§ **EXERCISE DESCRIPTION**
Copy out all the lines exactly. Omit pictures.

▬▬▬▬▬▬▬▬▬▬

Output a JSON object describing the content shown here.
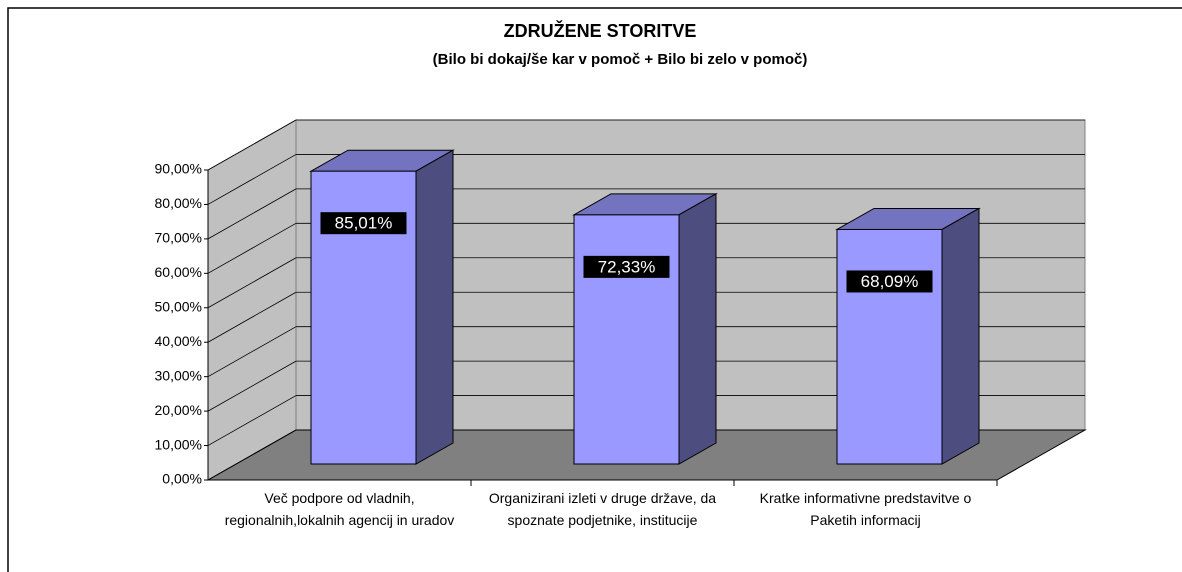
{
  "chart_data": {
    "type": "bar3d",
    "title": "ZDRUŽENE STORITVE",
    "subtitle": "(Bilo bi dokaj/še kar v pomoč + Bilo bi zelo v pomoč)",
    "categories": [
      "Več podpore od vladnih, regionalnih,lokalnih agencij in uradov",
      "Organizirani izleti v druge države, da spoznate podjetnike, institucije",
      "Kratke informativne predstavitve o Paketih informacij"
    ],
    "values": [
      85.01,
      72.33,
      68.09
    ],
    "value_labels": [
      "85,01%",
      "72,33%",
      "68,09%"
    ],
    "color": "#9999ff",
    "ylim": [
      0,
      90
    ],
    "yticks": [
      {
        "value": 0,
        "label": "0,00%"
      },
      {
        "value": 10,
        "label": "10,00%"
      },
      {
        "value": 20,
        "label": "20,00%"
      },
      {
        "value": 30,
        "label": "30,00%"
      },
      {
        "value": 40,
        "label": "40,00%"
      },
      {
        "value": 50,
        "label": "50,00%"
      },
      {
        "value": 60,
        "label": "60,00%"
      },
      {
        "value": 70,
        "label": "70,00%"
      },
      {
        "value": 80,
        "label": "80,00%"
      },
      {
        "value": 90,
        "label": "90,00%"
      }
    ],
    "grid": true
  }
}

▬▬▬▬▬▬▬▬▬▬

§ **RIGHT ANSWER**
Output a JSON object describing the content shown here.
{
  "chart_data": {
    "type": "bar3d",
    "title": "ZDRUŽENE STORITVE",
    "subtitle": "(Bilo bi dokaj/še kar v pomoč + Bilo bi zelo v pomoč)",
    "categories": [
      "Več podpore od vladnih, regionalnih,lokalnih agencij in uradov",
      "Organizirani izleti v druge države, da spoznate podjetnike, institucije",
      "Kratke informativne predstavitve o Paketih informacij"
    ],
    "values": [
      85.01,
      72.33,
      68.09
    ],
    "value_labels": [
      "85,01%",
      "72,33%",
      "68,09%"
    ],
    "color": "#9999ff",
    "ylim": [
      0,
      90
    ],
    "yticks": [
      {
        "value": 0,
        "label": "0,00%"
      },
      {
        "value": 10,
        "label": "10,00%"
      },
      {
        "value": 20,
        "label": "20,00%"
      },
      {
        "value": 30,
        "label": "30,00%"
      },
      {
        "value": 40,
        "label": "40,00%"
      },
      {
        "value": 50,
        "label": "50,00%"
      },
      {
        "value": 60,
        "label": "60,00%"
      },
      {
        "value": 70,
        "label": "70,00%"
      },
      {
        "value": 80,
        "label": "80,00%"
      },
      {
        "value": 90,
        "label": "90,00%"
      }
    ],
    "grid": true
  }
}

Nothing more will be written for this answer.